• Problem
Transcribe the material exactly. Images do not belong in the copy.

• Input records

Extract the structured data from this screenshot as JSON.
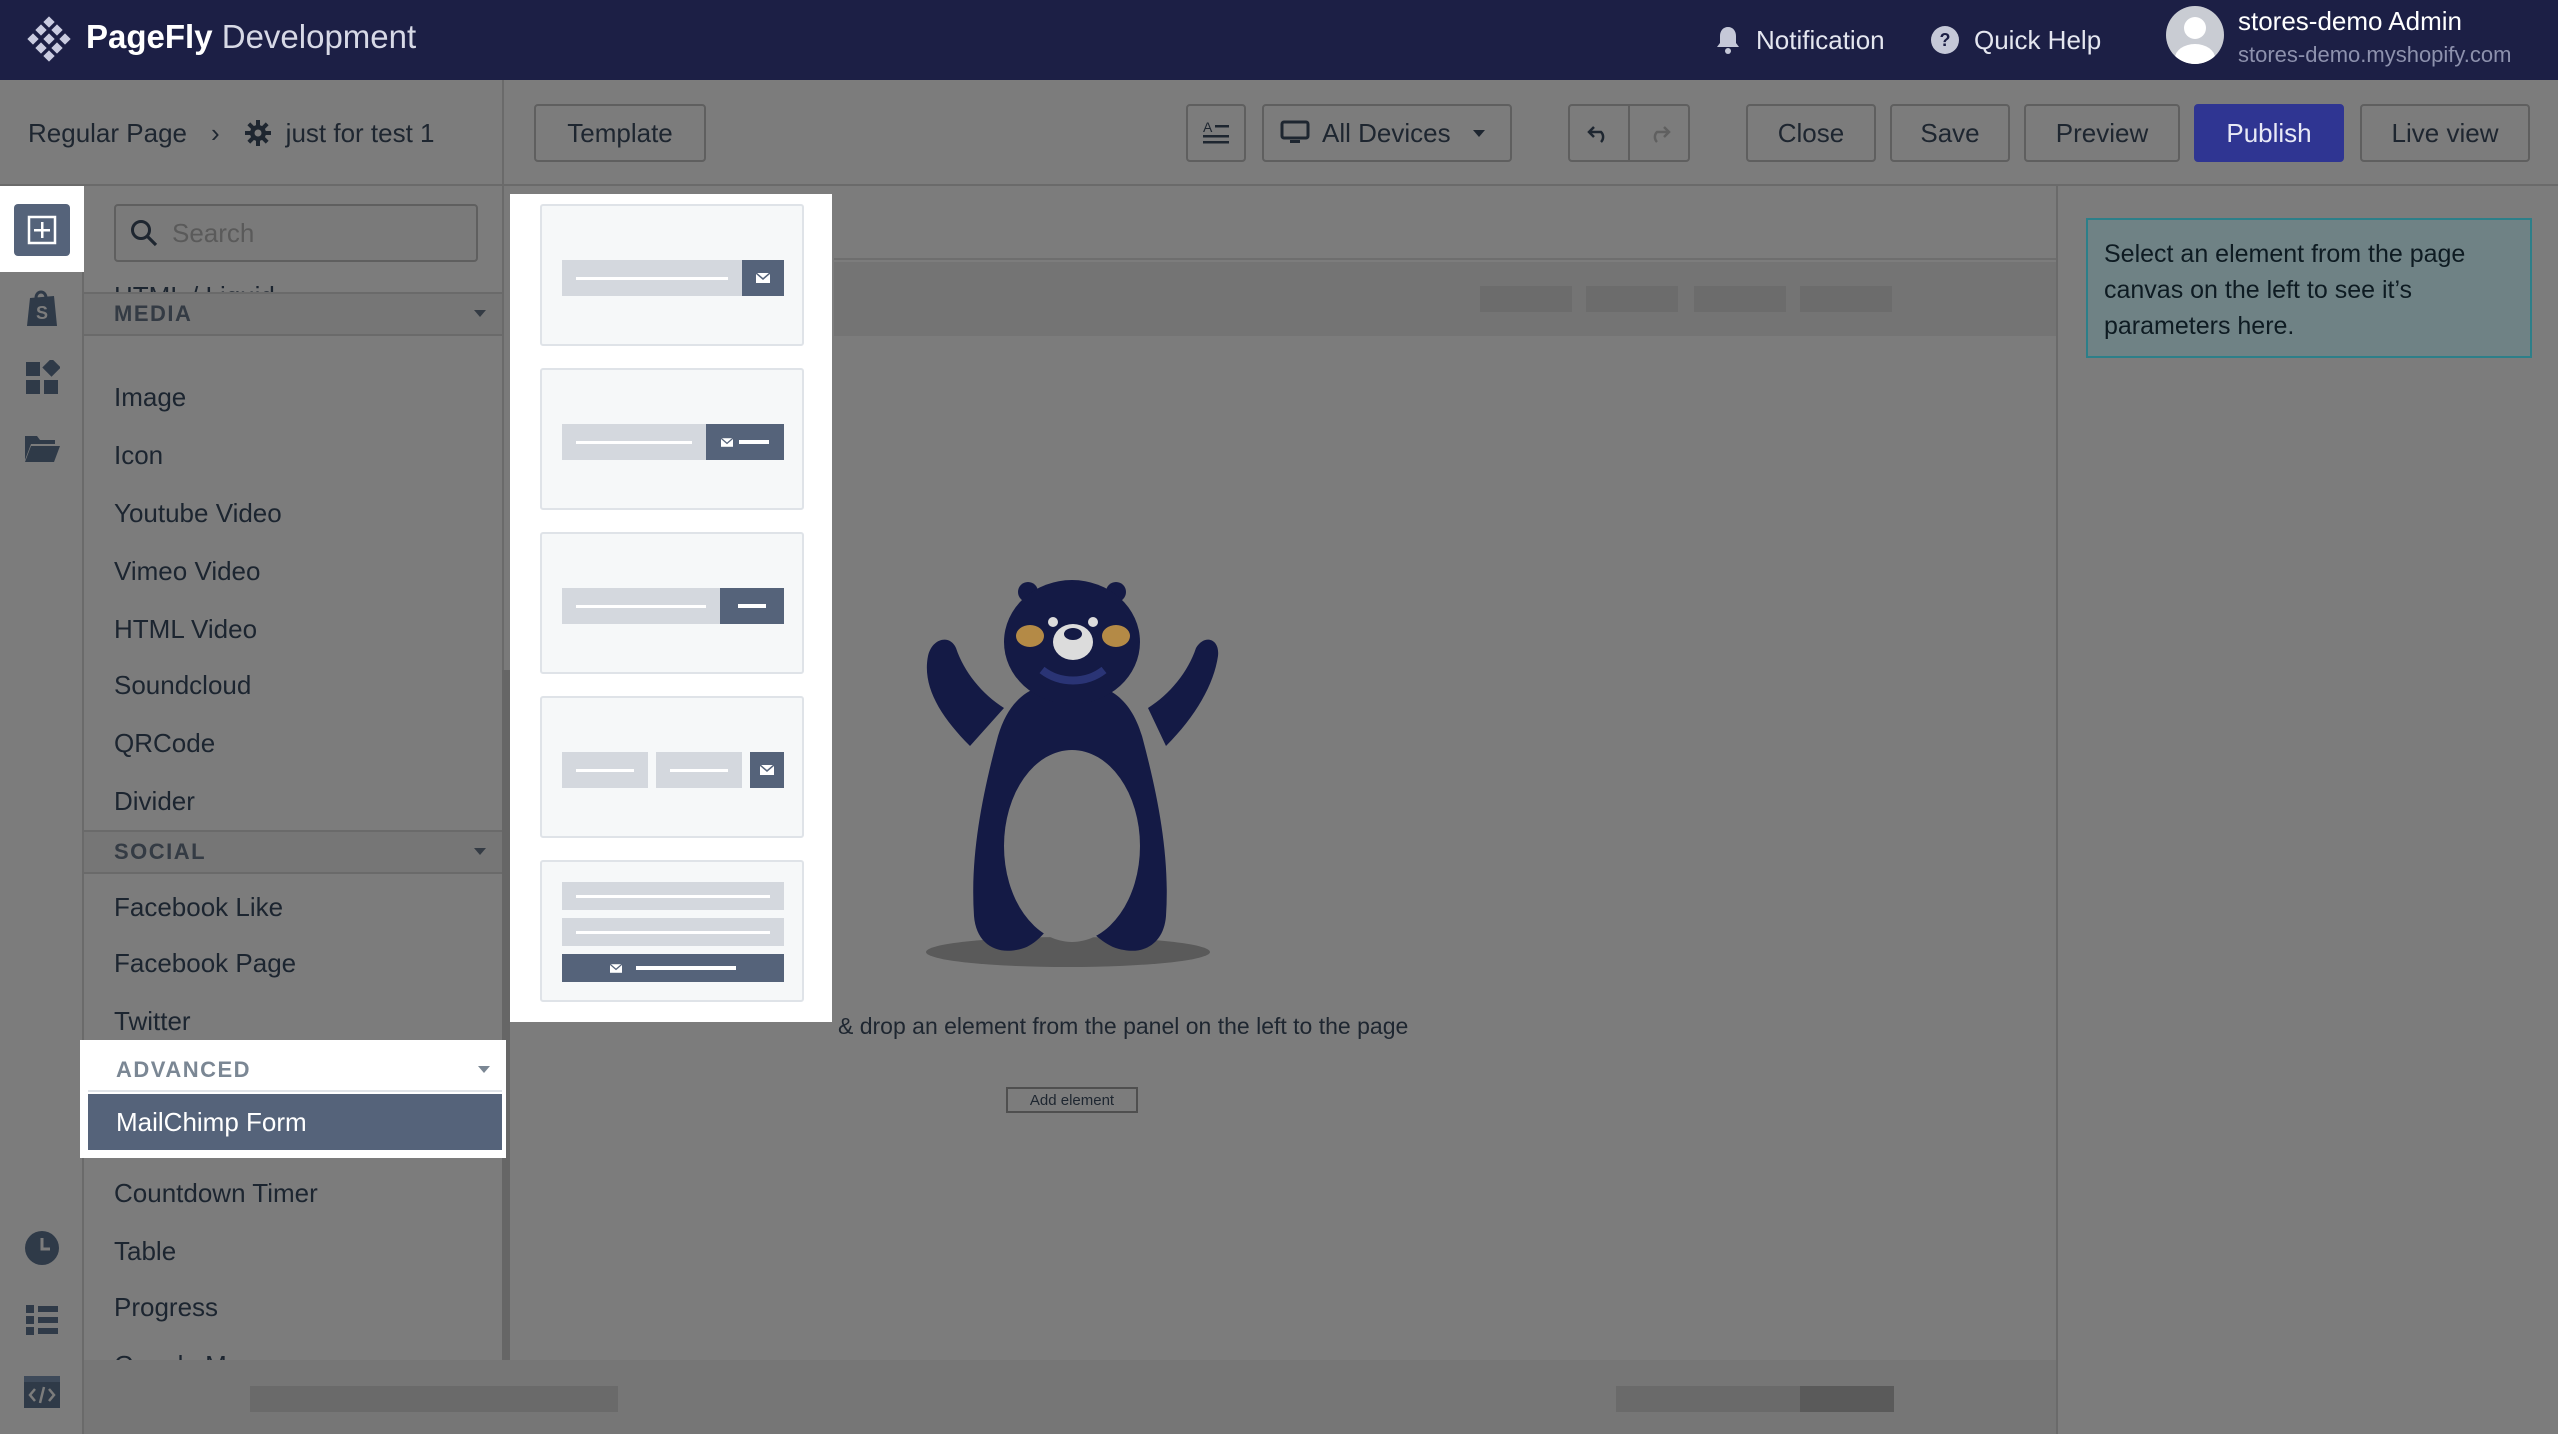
{
  "app": {
    "brand_bold": "PageFly",
    "brand_light": "Development"
  },
  "header": {
    "notification_label": "Notification",
    "quick_help_label": "Quick Help",
    "user_name": "stores-demo Admin",
    "user_store": "stores-demo.myshopify.com"
  },
  "breadcrumb": {
    "page_type": "Regular Page",
    "page_name": "just for test 1"
  },
  "toolbar": {
    "template_label": "Template",
    "device_label": "All Devices",
    "close_label": "Close",
    "save_label": "Save",
    "preview_label": "Preview",
    "publish_label": "Publish",
    "live_view_label": "Live view"
  },
  "panel": {
    "search_placeholder": "Search",
    "partial_item": "HTML / Liquid",
    "media_header": "MEDIA",
    "media_items": [
      "Image",
      "Icon",
      "Youtube Video",
      "Vimeo Video",
      "HTML Video",
      "Soundcloud",
      "QRCode",
      "Divider"
    ],
    "social_header": "SOCIAL",
    "social_items": [
      "Facebook Like",
      "Facebook Page",
      "Twitter"
    ],
    "advanced_header": "ADVANCED",
    "advanced_selected": "MailChimp Form",
    "advanced_items": [
      "Countdown Timer",
      "Table",
      "Progress",
      "Google Map"
    ]
  },
  "canvas": {
    "drop_text": "& drop an element from the panel on the left to the page",
    "add_element_label": "Add element"
  },
  "inspector": {
    "empty_message": "Select an element from the page canvas on the left to see it’s parameters here."
  },
  "colors": {
    "topbar": "#1c1f45",
    "publish": "#2f3592",
    "selected_item": "#55637a",
    "info_border": "#2d7f89",
    "bear": "#141a45"
  }
}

• Expected answer
Extract the structured data from this screenshot as JSON.
{
  "app": {
    "brand_bold": "PageFly",
    "brand_light": "Development"
  },
  "header": {
    "notification_label": "Notification",
    "quick_help_label": "Quick Help",
    "user_name": "stores-demo Admin",
    "user_store": "stores-demo.myshopify.com"
  },
  "breadcrumb": {
    "page_type": "Regular Page",
    "page_name": "just for test 1"
  },
  "toolbar": {
    "template_label": "Template",
    "device_label": "All Devices",
    "close_label": "Close",
    "save_label": "Save",
    "preview_label": "Preview",
    "publish_label": "Publish",
    "live_view_label": "Live view"
  },
  "panel": {
    "search_placeholder": "Search",
    "partial_item": "HTML / Liquid",
    "media_header": "MEDIA",
    "media_items": [
      "Image",
      "Icon",
      "Youtube Video",
      "Vimeo Video",
      "HTML Video",
      "Soundcloud",
      "QRCode",
      "Divider"
    ],
    "social_header": "SOCIAL",
    "social_items": [
      "Facebook Like",
      "Facebook Page",
      "Twitter"
    ],
    "advanced_header": "ADVANCED",
    "advanced_selected": "MailChimp Form",
    "advanced_items": [
      "Countdown Timer",
      "Table",
      "Progress",
      "Google Map"
    ]
  },
  "canvas": {
    "drop_text": "& drop an element from the panel on the left to the page",
    "add_element_label": "Add element"
  },
  "inspector": {
    "empty_message": "Select an element from the page canvas on the left to see it’s parameters here."
  },
  "colors": {
    "topbar": "#1c1f45",
    "publish": "#2f3592",
    "selected_item": "#55637a",
    "info_border": "#2d7f89",
    "bear": "#141a45"
  }
}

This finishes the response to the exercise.